— Start —

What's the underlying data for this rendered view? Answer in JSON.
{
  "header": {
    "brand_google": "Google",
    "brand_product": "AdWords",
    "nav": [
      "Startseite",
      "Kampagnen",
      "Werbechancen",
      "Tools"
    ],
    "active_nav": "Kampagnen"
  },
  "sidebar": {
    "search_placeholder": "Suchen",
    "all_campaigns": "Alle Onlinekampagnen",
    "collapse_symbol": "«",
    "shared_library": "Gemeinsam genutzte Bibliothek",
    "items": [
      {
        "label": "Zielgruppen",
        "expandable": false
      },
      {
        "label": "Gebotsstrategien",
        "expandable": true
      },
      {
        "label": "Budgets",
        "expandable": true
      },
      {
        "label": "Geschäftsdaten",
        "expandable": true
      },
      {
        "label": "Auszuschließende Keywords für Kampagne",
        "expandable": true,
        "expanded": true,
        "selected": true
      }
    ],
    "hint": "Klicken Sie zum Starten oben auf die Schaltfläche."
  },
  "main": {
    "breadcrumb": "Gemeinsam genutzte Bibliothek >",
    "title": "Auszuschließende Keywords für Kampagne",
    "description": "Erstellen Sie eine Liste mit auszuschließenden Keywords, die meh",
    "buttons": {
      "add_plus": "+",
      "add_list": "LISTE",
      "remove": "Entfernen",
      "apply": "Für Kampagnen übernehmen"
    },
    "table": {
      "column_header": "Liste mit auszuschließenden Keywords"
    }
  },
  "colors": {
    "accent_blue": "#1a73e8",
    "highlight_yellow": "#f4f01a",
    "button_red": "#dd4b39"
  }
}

— End —

**What you need to do**
The entries above should be repeated exactly, every one of them.

**Answer in full**
What's the underlying data for this rendered view? Answer in JSON.
{
  "header": {
    "brand_google": "Google",
    "brand_product": "AdWords",
    "nav": [
      "Startseite",
      "Kampagnen",
      "Werbechancen",
      "Tools"
    ],
    "active_nav": "Kampagnen"
  },
  "sidebar": {
    "search_placeholder": "Suchen",
    "all_campaigns": "Alle Onlinekampagnen",
    "collapse_symbol": "«",
    "shared_library": "Gemeinsam genutzte Bibliothek",
    "items": [
      {
        "label": "Zielgruppen",
        "expandable": false
      },
      {
        "label": "Gebotsstrategien",
        "expandable": true
      },
      {
        "label": "Budgets",
        "expandable": true
      },
      {
        "label": "Geschäftsdaten",
        "expandable": true
      },
      {
        "label": "Auszuschließende Keywords für Kampagne",
        "expandable": true,
        "expanded": true,
        "selected": true
      }
    ],
    "hint": "Klicken Sie zum Starten oben auf die Schaltfläche."
  },
  "main": {
    "breadcrumb": "Gemeinsam genutzte Bibliothek >",
    "title": "Auszuschließende Keywords für Kampagne",
    "description": "Erstellen Sie eine Liste mit auszuschließenden Keywords, die meh",
    "buttons": {
      "add_plus": "+",
      "add_list": "LISTE",
      "remove": "Entfernen",
      "apply": "Für Kampagnen übernehmen"
    },
    "table": {
      "column_header": "Liste mit auszuschließenden Keywords"
    }
  },
  "colors": {
    "accent_blue": "#1a73e8",
    "highlight_yellow": "#f4f01a",
    "button_red": "#dd4b39"
  }
}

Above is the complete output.